▸ Problem to solve
Going through the material below, please gather all lines with the word "Envy" in them.

Data records:
-.-.-
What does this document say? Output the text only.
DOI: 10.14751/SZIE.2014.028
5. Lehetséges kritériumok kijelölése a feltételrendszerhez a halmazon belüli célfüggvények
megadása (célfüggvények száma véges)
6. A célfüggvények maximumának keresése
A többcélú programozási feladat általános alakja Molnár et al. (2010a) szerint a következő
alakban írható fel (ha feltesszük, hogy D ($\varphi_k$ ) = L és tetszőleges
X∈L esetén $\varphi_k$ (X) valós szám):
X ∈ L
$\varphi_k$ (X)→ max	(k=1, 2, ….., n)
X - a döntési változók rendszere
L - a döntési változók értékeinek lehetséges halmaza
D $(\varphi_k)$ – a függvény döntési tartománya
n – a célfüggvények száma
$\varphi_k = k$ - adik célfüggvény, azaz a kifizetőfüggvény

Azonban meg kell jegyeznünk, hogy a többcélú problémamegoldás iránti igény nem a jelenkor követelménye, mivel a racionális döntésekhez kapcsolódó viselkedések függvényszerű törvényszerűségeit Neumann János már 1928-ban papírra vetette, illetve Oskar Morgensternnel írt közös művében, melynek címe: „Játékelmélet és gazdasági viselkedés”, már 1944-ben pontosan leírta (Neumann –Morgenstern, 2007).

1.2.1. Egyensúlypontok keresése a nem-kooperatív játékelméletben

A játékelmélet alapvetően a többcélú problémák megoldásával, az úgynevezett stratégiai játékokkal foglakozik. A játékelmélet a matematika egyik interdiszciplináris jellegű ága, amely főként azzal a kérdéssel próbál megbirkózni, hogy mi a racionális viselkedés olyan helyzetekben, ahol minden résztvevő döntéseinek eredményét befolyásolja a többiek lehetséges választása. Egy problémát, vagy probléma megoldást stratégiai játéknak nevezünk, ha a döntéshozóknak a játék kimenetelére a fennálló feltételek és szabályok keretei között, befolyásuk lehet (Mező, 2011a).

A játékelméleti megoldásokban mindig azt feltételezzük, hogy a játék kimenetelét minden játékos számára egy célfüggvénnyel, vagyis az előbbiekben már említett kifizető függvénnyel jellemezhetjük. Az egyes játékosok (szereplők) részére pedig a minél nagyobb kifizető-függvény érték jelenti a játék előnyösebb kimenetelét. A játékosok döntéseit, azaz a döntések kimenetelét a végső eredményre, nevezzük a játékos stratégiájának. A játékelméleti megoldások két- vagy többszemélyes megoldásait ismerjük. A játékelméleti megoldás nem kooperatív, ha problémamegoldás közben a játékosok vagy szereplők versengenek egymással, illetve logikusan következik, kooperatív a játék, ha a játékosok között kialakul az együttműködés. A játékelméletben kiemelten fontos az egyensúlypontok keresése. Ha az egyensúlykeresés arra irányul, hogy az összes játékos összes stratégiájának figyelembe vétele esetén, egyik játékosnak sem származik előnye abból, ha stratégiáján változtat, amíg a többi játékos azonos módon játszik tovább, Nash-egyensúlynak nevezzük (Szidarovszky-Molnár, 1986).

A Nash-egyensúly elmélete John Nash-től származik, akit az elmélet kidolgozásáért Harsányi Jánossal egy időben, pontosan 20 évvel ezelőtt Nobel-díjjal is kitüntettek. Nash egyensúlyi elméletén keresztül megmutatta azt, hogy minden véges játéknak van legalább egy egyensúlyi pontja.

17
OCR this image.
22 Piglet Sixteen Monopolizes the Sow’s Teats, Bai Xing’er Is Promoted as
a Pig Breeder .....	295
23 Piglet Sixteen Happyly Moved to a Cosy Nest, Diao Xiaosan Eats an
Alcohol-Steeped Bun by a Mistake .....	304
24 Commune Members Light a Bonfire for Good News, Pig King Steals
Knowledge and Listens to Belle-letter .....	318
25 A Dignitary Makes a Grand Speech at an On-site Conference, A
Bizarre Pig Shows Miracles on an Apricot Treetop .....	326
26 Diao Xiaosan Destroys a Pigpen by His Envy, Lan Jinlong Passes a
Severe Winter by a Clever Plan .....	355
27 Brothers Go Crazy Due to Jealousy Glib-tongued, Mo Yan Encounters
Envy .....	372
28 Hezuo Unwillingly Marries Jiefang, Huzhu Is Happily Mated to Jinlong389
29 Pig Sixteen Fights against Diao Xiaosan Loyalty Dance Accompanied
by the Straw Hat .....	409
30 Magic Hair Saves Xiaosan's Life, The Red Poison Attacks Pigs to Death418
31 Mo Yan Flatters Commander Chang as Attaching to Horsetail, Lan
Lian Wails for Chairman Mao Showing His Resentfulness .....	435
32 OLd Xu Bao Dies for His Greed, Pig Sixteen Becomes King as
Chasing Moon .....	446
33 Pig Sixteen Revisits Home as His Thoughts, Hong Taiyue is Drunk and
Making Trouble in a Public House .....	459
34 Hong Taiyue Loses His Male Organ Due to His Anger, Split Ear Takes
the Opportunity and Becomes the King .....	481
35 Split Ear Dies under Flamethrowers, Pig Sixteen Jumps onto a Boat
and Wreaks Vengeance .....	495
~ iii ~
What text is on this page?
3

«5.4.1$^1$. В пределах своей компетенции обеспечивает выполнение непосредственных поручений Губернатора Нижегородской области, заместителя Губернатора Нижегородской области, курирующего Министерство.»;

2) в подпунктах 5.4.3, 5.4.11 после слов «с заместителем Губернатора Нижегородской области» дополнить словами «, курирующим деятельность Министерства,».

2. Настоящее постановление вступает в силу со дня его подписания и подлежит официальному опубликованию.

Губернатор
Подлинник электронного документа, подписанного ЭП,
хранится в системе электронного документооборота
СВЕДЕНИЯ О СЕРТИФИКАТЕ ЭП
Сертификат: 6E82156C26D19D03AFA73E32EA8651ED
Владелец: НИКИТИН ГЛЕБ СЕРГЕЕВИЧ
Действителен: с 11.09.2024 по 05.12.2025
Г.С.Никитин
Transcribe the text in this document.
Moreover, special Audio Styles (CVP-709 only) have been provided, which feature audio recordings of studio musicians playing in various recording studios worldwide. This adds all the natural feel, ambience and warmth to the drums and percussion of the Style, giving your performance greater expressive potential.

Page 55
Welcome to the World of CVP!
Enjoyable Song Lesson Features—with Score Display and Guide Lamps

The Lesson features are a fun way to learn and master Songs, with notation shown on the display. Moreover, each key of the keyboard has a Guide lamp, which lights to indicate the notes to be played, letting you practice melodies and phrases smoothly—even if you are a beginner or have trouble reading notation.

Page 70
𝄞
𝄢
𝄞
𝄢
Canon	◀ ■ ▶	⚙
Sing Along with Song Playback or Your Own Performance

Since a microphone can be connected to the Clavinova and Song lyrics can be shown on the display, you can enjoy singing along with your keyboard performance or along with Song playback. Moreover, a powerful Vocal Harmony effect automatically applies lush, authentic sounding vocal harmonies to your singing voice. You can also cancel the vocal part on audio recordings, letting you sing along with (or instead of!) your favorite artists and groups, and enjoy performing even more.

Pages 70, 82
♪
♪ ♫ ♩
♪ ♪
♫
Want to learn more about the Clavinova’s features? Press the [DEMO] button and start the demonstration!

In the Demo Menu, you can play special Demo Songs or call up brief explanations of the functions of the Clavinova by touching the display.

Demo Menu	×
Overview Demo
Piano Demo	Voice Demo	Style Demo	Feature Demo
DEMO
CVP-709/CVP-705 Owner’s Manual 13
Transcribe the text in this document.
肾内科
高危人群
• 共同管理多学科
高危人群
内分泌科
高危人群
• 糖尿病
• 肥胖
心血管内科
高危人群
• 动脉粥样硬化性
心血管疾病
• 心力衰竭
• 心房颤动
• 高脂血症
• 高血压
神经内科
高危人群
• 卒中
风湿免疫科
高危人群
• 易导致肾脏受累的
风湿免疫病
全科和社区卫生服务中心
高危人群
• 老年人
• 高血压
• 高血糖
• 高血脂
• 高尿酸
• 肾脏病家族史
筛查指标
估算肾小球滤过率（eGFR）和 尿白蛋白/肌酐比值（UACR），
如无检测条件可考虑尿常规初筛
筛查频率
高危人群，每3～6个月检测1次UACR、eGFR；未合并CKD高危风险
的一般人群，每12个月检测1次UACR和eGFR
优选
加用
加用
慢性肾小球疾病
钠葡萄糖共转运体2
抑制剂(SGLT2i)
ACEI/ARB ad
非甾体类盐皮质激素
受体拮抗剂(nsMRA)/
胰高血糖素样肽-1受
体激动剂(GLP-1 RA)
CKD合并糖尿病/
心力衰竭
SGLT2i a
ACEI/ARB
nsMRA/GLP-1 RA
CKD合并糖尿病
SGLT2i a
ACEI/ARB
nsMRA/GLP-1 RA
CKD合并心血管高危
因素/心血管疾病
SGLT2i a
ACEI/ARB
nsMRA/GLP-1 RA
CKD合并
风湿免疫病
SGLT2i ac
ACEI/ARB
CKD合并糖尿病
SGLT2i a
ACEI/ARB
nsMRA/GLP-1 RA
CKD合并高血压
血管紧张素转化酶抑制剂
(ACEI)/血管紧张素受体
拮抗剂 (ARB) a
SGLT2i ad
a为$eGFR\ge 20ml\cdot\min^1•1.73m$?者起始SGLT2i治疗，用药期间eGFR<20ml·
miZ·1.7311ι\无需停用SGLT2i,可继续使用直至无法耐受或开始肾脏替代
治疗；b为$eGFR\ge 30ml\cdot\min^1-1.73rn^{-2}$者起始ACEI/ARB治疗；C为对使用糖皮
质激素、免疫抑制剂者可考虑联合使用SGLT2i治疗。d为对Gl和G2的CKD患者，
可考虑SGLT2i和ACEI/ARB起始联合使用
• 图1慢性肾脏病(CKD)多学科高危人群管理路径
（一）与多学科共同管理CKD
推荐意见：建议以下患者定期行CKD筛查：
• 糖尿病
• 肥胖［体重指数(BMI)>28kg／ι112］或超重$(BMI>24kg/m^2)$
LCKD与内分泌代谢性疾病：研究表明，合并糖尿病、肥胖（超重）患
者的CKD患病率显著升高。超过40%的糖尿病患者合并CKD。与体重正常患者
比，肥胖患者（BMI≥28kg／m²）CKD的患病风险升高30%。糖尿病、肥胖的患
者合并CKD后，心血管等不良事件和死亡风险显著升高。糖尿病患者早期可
-.-.-
▸ Task answer
26 Diao Xiaosan Destroys a Pigpen by His Envy, Lan Jinlong Passes a
Envy .....	372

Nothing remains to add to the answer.